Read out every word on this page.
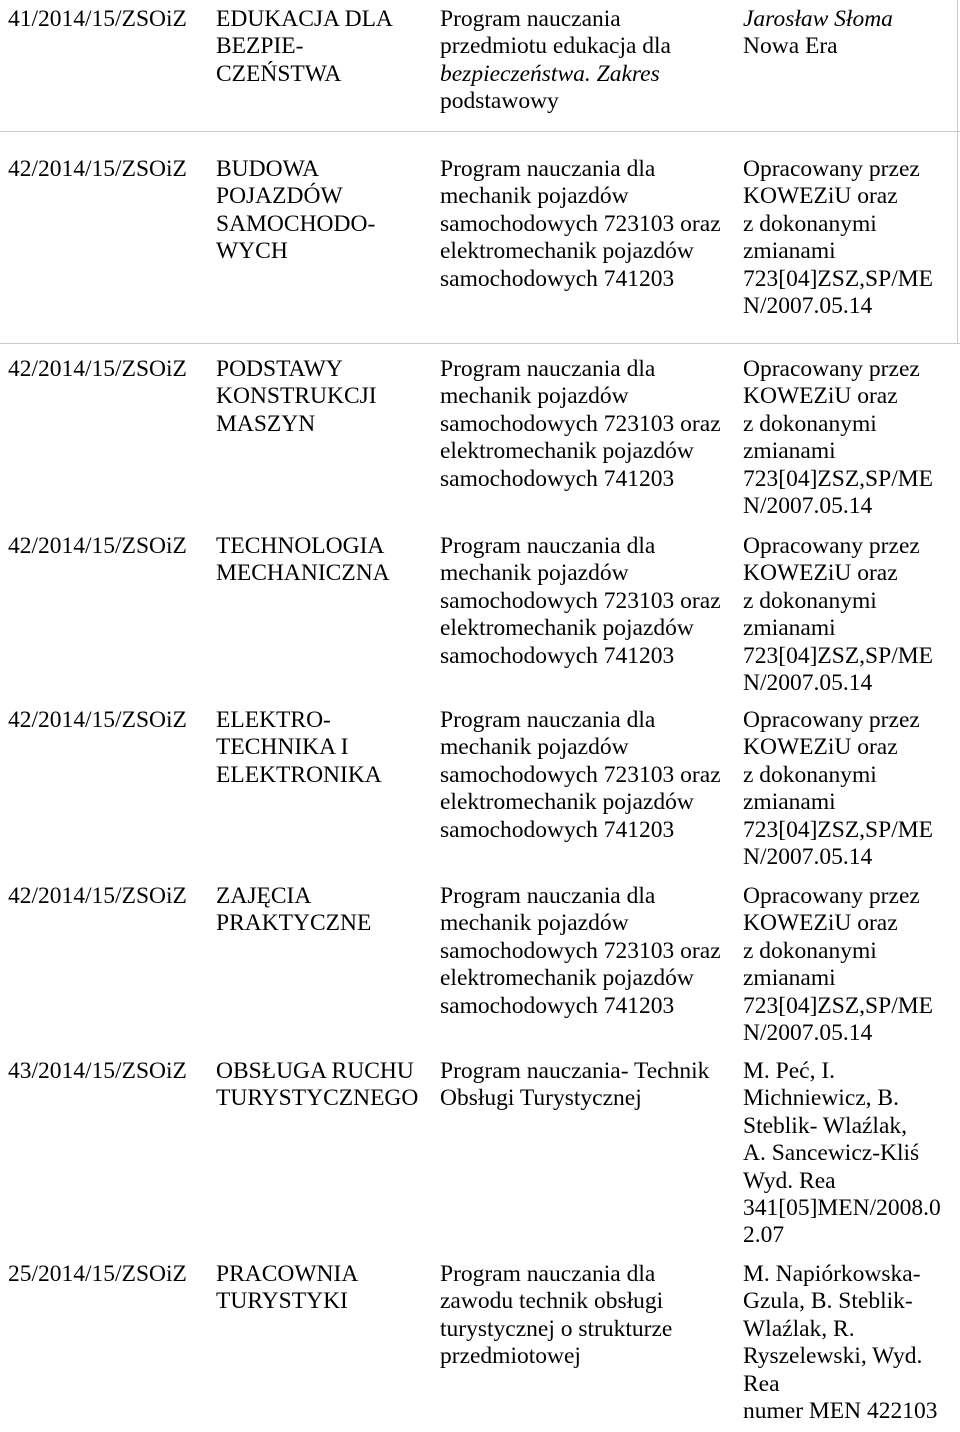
41/2014/15/ZSOiZ EDUKACJA DLA
BEZPIE-
CZEŃSTWA
Program nauczania
przedmiotu edukacja dla
bezpieczeństwa. Zakres
podstawowy
Jarosław Słoma
Nowa Era
42/2014/15/ZSOiZ BUDOWA
POJAZDÓW
SAMOCHODO-
WYCH
Program nauczania dla
mechanik pojazdów
samochodowych 723103 oraz
elektromechanik pojazdów
samochodowych 741203
Opracowany przez
KOWEZiU oraz
z dokonanymi
zmianami
723[04]ZSZ,SP/ME
N/2007.05.14
42/2014/15/ZSOiZ PODSTAWY
KONSTRUKCJI
MASZYN
Program nauczania dla
mechanik pojazdów
samochodowych 723103 oraz
elektromechanik pojazdów
samochodowych 741203
Opracowany przez
KOWEZiU oraz
z dokonanymi
zmianami
723[04]ZSZ,SP/ME
N/2007.05.14
42/2014/15/ZSOiZ TECHNOLOGIA
MECHANICZNA
Program nauczania dla
mechanik pojazdów
samochodowych 723103 oraz
elektromechanik pojazdów
samochodowych 741203
Opracowany przez
KOWEZiU oraz
z dokonanymi
zmianami
723[04]ZSZ,SP/ME
N/2007.05.14
42/2014/15/ZSOiZ ELEKTRO-
TECHNIKA I
ELEKTRONIKA
Program nauczania dla
mechanik pojazdów
samochodowych 723103 oraz
elektromechanik pojazdów
samochodowych 741203
Opracowany przez
KOWEZiU oraz
z dokonanymi
zmianami
723[04]ZSZ,SP/ME
N/2007.05.14
42/2014/15/ZSOiZ ZAJĘCIA
PRAKTYCZNE
Program nauczania dla
mechanik pojazdów
samochodowych 723103 oraz
elektromechanik pojazdów
samochodowych 741203
Opracowany przez
KOWEZiU oraz
z dokonanymi
zmianami
723[04]ZSZ,SP/ME
N/2007.05.14
43/2014/15/ZSOiZ OBSŁUGA RUCHU
TURYSTYCZNEGO
Program nauczania- Technik
Obsługi Turystycznej
M. Peć, I.
Michniewicz, B.
Steblik- Wlaźlak,
A. Sancewicz-Kliś
Wyd. Rea
341[05]MEN/2008.0
2.07
25/2014/15/ZSOiZ PRACOWNIA
TURYSTYKI
Program nauczania dla
zawodu technik obsługi
turystycznej o strukturze
przedmiotowej
M. Napiórkowska-
Gzula, B. Steblik-
Wlaźlak, R.
Ryszelewski, Wyd.
Rea
numer MEN 422103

● **Exercise details**: Transcribe all of the entries word for word, but skip any pictures they contain.

● **Response to the exercise**:
Read out every word on this page.
41/2014/15/ZSOiZ EDUKACJA DLA
BEZPIE-
CZEŃSTWA
Program nauczania
przedmiotu edukacja dla
bezpieczeństwa. Zakres
podstawowy
Jarosław Słoma
Nowa Era
42/2014/15/ZSOiZ BUDOWA
POJAZDÓW
SAMOCHODO-
WYCH
Program nauczania dla
mechanik pojazdów
samochodowych 723103 oraz
elektromechanik pojazdów
samochodowych 741203
Opracowany przez
KOWEZiU oraz
z dokonanymi
zmianami
723[04]ZSZ,SP/ME
N/2007.05.14
42/2014/15/ZSOiZ PODSTAWY
KONSTRUKCJI
MASZYN
Program nauczania dla
mechanik pojazdów
samochodowych 723103 oraz
elektromechanik pojazdów
samochodowych 741203
Opracowany przez
KOWEZiU oraz
z dokonanymi
zmianami
723[04]ZSZ,SP/ME
N/2007.05.14
42/2014/15/ZSOiZ TECHNOLOGIA
MECHANICZNA
Program nauczania dla
mechanik pojazdów
samochodowych 723103 oraz
elektromechanik pojazdów
samochodowych 741203
Opracowany przez
KOWEZiU oraz
z dokonanymi
zmianami
723[04]ZSZ,SP/ME
N/2007.05.14
42/2014/15/ZSOiZ ELEKTRO-
TECHNIKA I
ELEKTRONIKA
Program nauczania dla
mechanik pojazdów
samochodowych 723103 oraz
elektromechanik pojazdów
samochodowych 741203
Opracowany przez
KOWEZiU oraz
z dokonanymi
zmianami
723[04]ZSZ,SP/ME
N/2007.05.14
42/2014/15/ZSOiZ ZAJĘCIA
PRAKTYCZNE
Program nauczania dla
mechanik pojazdów
samochodowych 723103 oraz
elektromechanik pojazdów
samochodowych 741203
Opracowany przez
KOWEZiU oraz
z dokonanymi
zmianami
723[04]ZSZ,SP/ME
N/2007.05.14
43/2014/15/ZSOiZ OBSŁUGA RUCHU
TURYSTYCZNEGO
Program nauczania- Technik
Obsługi Turystycznej
M. Peć, I.
Michniewicz, B.
Steblik- Wlaźlak,
A. Sancewicz-Kliś
Wyd. Rea
341[05]MEN/2008.0
2.07
25/2014/15/ZSOiZ PRACOWNIA
TURYSTYKI
Program nauczania dla
zawodu technik obsługi
turystycznej o strukturze
przedmiotowej
M. Napiórkowska-
Gzula, B. Steblik-
Wlaźlak, R.
Ryszelewski, Wyd.
Rea
numer MEN 422103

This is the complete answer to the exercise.